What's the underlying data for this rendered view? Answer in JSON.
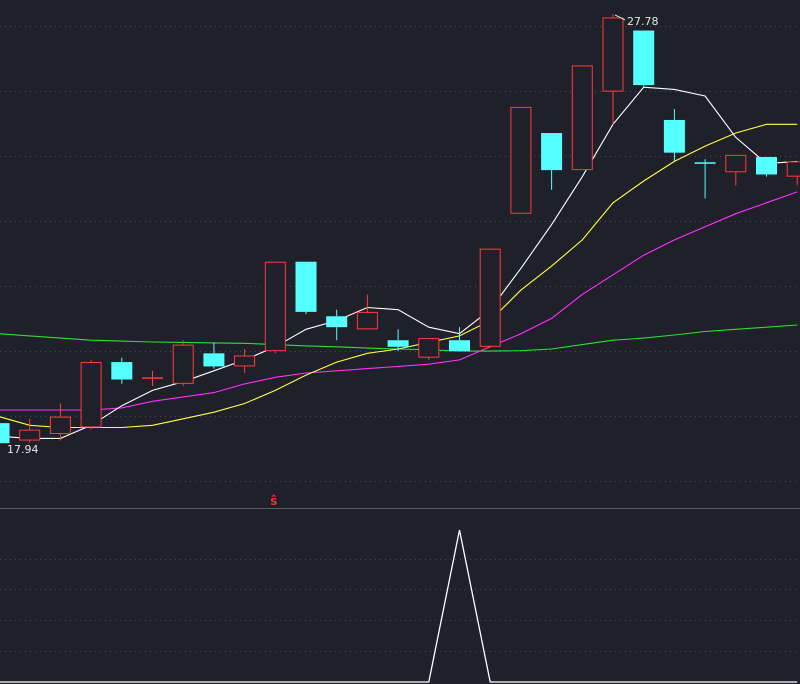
{
  "chart_data": [
    {
      "type": "candlestick",
      "price_range": [
        16.5,
        28.1
      ],
      "grid": true,
      "max_label": "27.78",
      "min_label": "17.94",
      "signal_text": "ŝ",
      "signal_index": 9,
      "colors": {
        "up": "#ff3b3b",
        "down": "#54ffff",
        "ma_fast": "#ffffff",
        "ma_mid": "#ffff40",
        "ma_slow": "#ff30ff",
        "ma_long": "#30e030",
        "grid": "#4a4c58",
        "background": "#1f2029"
      },
      "candles": [
        {
          "open": 18.4,
          "high": 18.6,
          "low": 17.94,
          "close": 17.94
        },
        {
          "open": 18.0,
          "high": 18.5,
          "low": 17.95,
          "close": 18.25
        },
        {
          "open": 18.15,
          "high": 18.85,
          "low": 18.0,
          "close": 18.55
        },
        {
          "open": 18.3,
          "high": 19.85,
          "low": 18.25,
          "close": 19.8
        },
        {
          "open": 19.8,
          "high": 19.9,
          "low": 19.3,
          "close": 19.4
        },
        {
          "open": 19.45,
          "high": 19.6,
          "low": 19.25,
          "close": 19.45
        },
        {
          "open": 19.3,
          "high": 20.3,
          "low": 19.25,
          "close": 20.2
        },
        {
          "open": 20.0,
          "high": 20.25,
          "low": 19.65,
          "close": 19.7
        },
        {
          "open": 19.7,
          "high": 20.1,
          "low": 19.55,
          "close": 19.95
        },
        {
          "open": 20.05,
          "high": 22.1,
          "low": 20.0,
          "close": 22.1
        },
        {
          "open": 22.1,
          "high": 22.1,
          "low": 20.9,
          "close": 20.95
        },
        {
          "open": 20.85,
          "high": 21.0,
          "low": 20.3,
          "close": 20.6
        },
        {
          "open": 20.55,
          "high": 21.35,
          "low": 20.55,
          "close": 20.95
        },
        {
          "open": 20.3,
          "high": 20.55,
          "low": 20.05,
          "close": 20.15
        },
        {
          "open": 19.9,
          "high": 20.35,
          "low": 19.85,
          "close": 20.35
        },
        {
          "open": 20.3,
          "high": 20.6,
          "low": 20.05,
          "close": 20.05
        },
        {
          "open": 20.15,
          "high": 22.4,
          "low": 20.15,
          "close": 22.4
        },
        {
          "open": 23.2,
          "high": 25.65,
          "low": 23.2,
          "close": 25.65
        },
        {
          "open": 25.05,
          "high": 25.05,
          "low": 23.75,
          "close": 24.2
        },
        {
          "open": 24.2,
          "high": 26.6,
          "low": 24.2,
          "close": 26.6
        },
        {
          "open": 26.0,
          "high": 27.78,
          "low": 25.25,
          "close": 27.7
        },
        {
          "open": 27.4,
          "high": 27.4,
          "low": 26.1,
          "close": 26.15
        },
        {
          "open": 25.35,
          "high": 25.6,
          "low": 24.4,
          "close": 24.6
        },
        {
          "open": 24.38,
          "high": 24.45,
          "low": 23.55,
          "close": 24.36
        },
        {
          "open": 24.15,
          "high": 24.55,
          "low": 23.85,
          "close": 24.55
        },
        {
          "open": 24.5,
          "high": 24.5,
          "low": 24.05,
          "close": 24.1
        },
        {
          "open": 24.05,
          "high": 24.4,
          "low": 23.85,
          "close": 24.4
        }
      ],
      "ma_fast": [
        18.1,
        18.05,
        18.05,
        18.35,
        18.8,
        19.15,
        19.35,
        19.6,
        19.85,
        20.15,
        20.55,
        20.75,
        21.05,
        21.0,
        20.6,
        20.45,
        21.0,
        21.95,
        22.95,
        24.05,
        25.25,
        26.1,
        26.05,
        25.9,
        24.95,
        24.35,
        24.4
      ],
      "ma_mid": [
        18.55,
        18.35,
        18.3,
        18.3,
        18.3,
        18.35,
        18.5,
        18.65,
        18.85,
        19.15,
        19.5,
        19.8,
        20.0,
        20.1,
        20.25,
        20.4,
        20.75,
        21.45,
        22.0,
        22.6,
        23.45,
        23.95,
        24.4,
        24.75,
        25.05,
        25.25,
        25.25
      ],
      "ma_slow": [
        18.7,
        18.7,
        18.7,
        18.7,
        18.75,
        18.9,
        19.0,
        19.1,
        19.3,
        19.45,
        19.55,
        19.6,
        19.65,
        19.7,
        19.75,
        19.85,
        20.15,
        20.45,
        20.8,
        21.35,
        21.8,
        22.25,
        22.6,
        22.9,
        23.2,
        23.45,
        23.7
      ],
      "ma_long": [
        20.45,
        20.4,
        20.35,
        20.3,
        20.28,
        20.26,
        20.25,
        20.24,
        20.23,
        20.2,
        20.17,
        20.15,
        20.12,
        20.1,
        20.08,
        20.05,
        20.05,
        20.06,
        20.1,
        20.2,
        20.3,
        20.35,
        20.42,
        20.5,
        20.55,
        20.6,
        20.65
      ]
    },
    {
      "type": "line",
      "indicator_range": [
        0,
        1
      ],
      "values": [
        0,
        0,
        0,
        0,
        0,
        0,
        0,
        0,
        0,
        0,
        0,
        0,
        0,
        0,
        0,
        1,
        0,
        0,
        0,
        0,
        0,
        0,
        0,
        0,
        0,
        0,
        0
      ]
    }
  ]
}
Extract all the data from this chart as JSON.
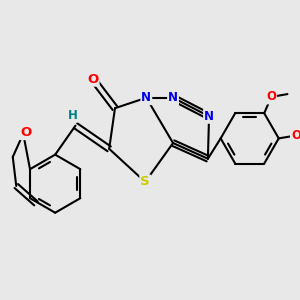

+ + + +

TO BE DONE: Output the entries above exactly. Drop the pictures.

SOLUTION TO THIS PROBLEM:
What's the underlying data for this rendered view? Answer in JSON.
{
  "chart_data": [
    {
      "type": "candlestick",
      "price_range": [
        16.5,
        28.1
      ],
      "grid": true,
      "max_label": "27.78",
      "min_label": "17.94",
      "signal_text": "ŝ",
      "signal_index": 9,
      "colors": {
        "up": "#ff3b3b",
        "down": "#54ffff",
        "ma_fast": "#ffffff",
        "ma_mid": "#ffff40",
        "ma_slow": "#ff30ff",
        "ma_long": "#30e030",
        "grid": "#4a4c58",
        "background": "#1f2029"
      },
      "candles": [
        {
          "open": 18.4,
          "high": 18.6,
          "low": 17.94,
          "close": 17.94
        },
        {
          "open": 18.0,
          "high": 18.5,
          "low": 17.95,
          "close": 18.25
        },
        {
          "open": 18.15,
          "high": 18.85,
          "low": 18.0,
          "close": 18.55
        },
        {
          "open": 18.3,
          "high": 19.85,
          "low": 18.25,
          "close": 19.8
        },
        {
          "open": 19.8,
          "high": 19.9,
          "low": 19.3,
          "close": 19.4
        },
        {
          "open": 19.45,
          "high": 19.6,
          "low": 19.25,
          "close": 19.45
        },
        {
          "open": 19.3,
          "high": 20.3,
          "low": 19.25,
          "close": 20.2
        },
        {
          "open": 20.0,
          "high": 20.25,
          "low": 19.65,
          "close": 19.7
        },
        {
          "open": 19.7,
          "high": 20.1,
          "low": 19.55,
          "close": 19.95
        },
        {
          "open": 20.05,
          "high": 22.1,
          "low": 20.0,
          "close": 22.1
        },
        {
          "open": 22.1,
          "high": 22.1,
          "low": 20.9,
          "close": 20.95
        },
        {
          "open": 20.85,
          "high": 21.0,
          "low": 20.3,
          "close": 20.6
        },
        {
          "open": 20.55,
          "high": 21.35,
          "low": 20.55,
          "close": 20.95
        },
        {
          "open": 20.3,
          "high": 20.55,
          "low": 20.05,
          "close": 20.15
        },
        {
          "open": 19.9,
          "high": 20.35,
          "low": 19.85,
          "close": 20.35
        },
        {
          "open": 20.3,
          "high": 20.6,
          "low": 20.05,
          "close": 20.05
        },
        {
          "open": 20.15,
          "high": 22.4,
          "low": 20.15,
          "close": 22.4
        },
        {
          "open": 23.2,
          "high": 25.65,
          "low": 23.2,
          "close": 25.65
        },
        {
          "open": 25.05,
          "high": 25.05,
          "low": 23.75,
          "close": 24.2
        },
        {
          "open": 24.2,
          "high": 26.6,
          "low": 24.2,
          "close": 26.6
        },
        {
          "open": 26.0,
          "high": 27.78,
          "low": 25.25,
          "close": 27.7
        },
        {
          "open": 27.4,
          "high": 27.4,
          "low": 26.1,
          "close": 26.15
        },
        {
          "open": 25.35,
          "high": 25.6,
          "low": 24.4,
          "close": 24.6
        },
        {
          "open": 24.38,
          "high": 24.45,
          "low": 23.55,
          "close": 24.36
        },
        {
          "open": 24.15,
          "high": 24.55,
          "low": 23.85,
          "close": 24.55
        },
        {
          "open": 24.5,
          "high": 24.5,
          "low": 24.05,
          "close": 24.1
        },
        {
          "open": 24.05,
          "high": 24.4,
          "low": 23.85,
          "close": 24.4
        }
      ],
      "ma_fast": [
        18.1,
        18.05,
        18.05,
        18.35,
        18.8,
        19.15,
        19.35,
        19.6,
        19.85,
        20.15,
        20.55,
        20.75,
        21.05,
        21.0,
        20.6,
        20.45,
        21.0,
        21.95,
        22.95,
        24.05,
        25.25,
        26.1,
        26.05,
        25.9,
        24.95,
        24.35,
        24.4
      ],
      "ma_mid": [
        18.55,
        18.35,
        18.3,
        18.3,
        18.3,
        18.35,
        18.5,
        18.65,
        18.85,
        19.15,
        19.5,
        19.8,
        20.0,
        20.1,
        20.25,
        20.4,
        20.75,
        21.45,
        22.0,
        22.6,
        23.45,
        23.95,
        24.4,
        24.75,
        25.05,
        25.25,
        25.25
      ],
      "ma_slow": [
        18.7,
        18.7,
        18.7,
        18.7,
        18.75,
        18.9,
        19.0,
        19.1,
        19.3,
        19.45,
        19.55,
        19.6,
        19.65,
        19.7,
        19.75,
        19.85,
        20.15,
        20.45,
        20.8,
        21.35,
        21.8,
        22.25,
        22.6,
        22.9,
        23.2,
        23.45,
        23.7
      ],
      "ma_long": [
        20.45,
        20.4,
        20.35,
        20.3,
        20.28,
        20.26,
        20.25,
        20.24,
        20.23,
        20.2,
        20.17,
        20.15,
        20.12,
        20.1,
        20.08,
        20.05,
        20.05,
        20.06,
        20.1,
        20.2,
        20.3,
        20.35,
        20.42,
        20.5,
        20.55,
        20.6,
        20.65
      ]
    },
    {
      "type": "line",
      "indicator_range": [
        0,
        1
      ],
      "values": [
        0,
        0,
        0,
        0,
        0,
        0,
        0,
        0,
        0,
        0,
        0,
        0,
        0,
        0,
        0,
        1,
        0,
        0,
        0,
        0,
        0,
        0,
        0,
        0,
        0,
        0,
        0
      ]
    }
  ]
}
Extract all the data from this chart as JSON.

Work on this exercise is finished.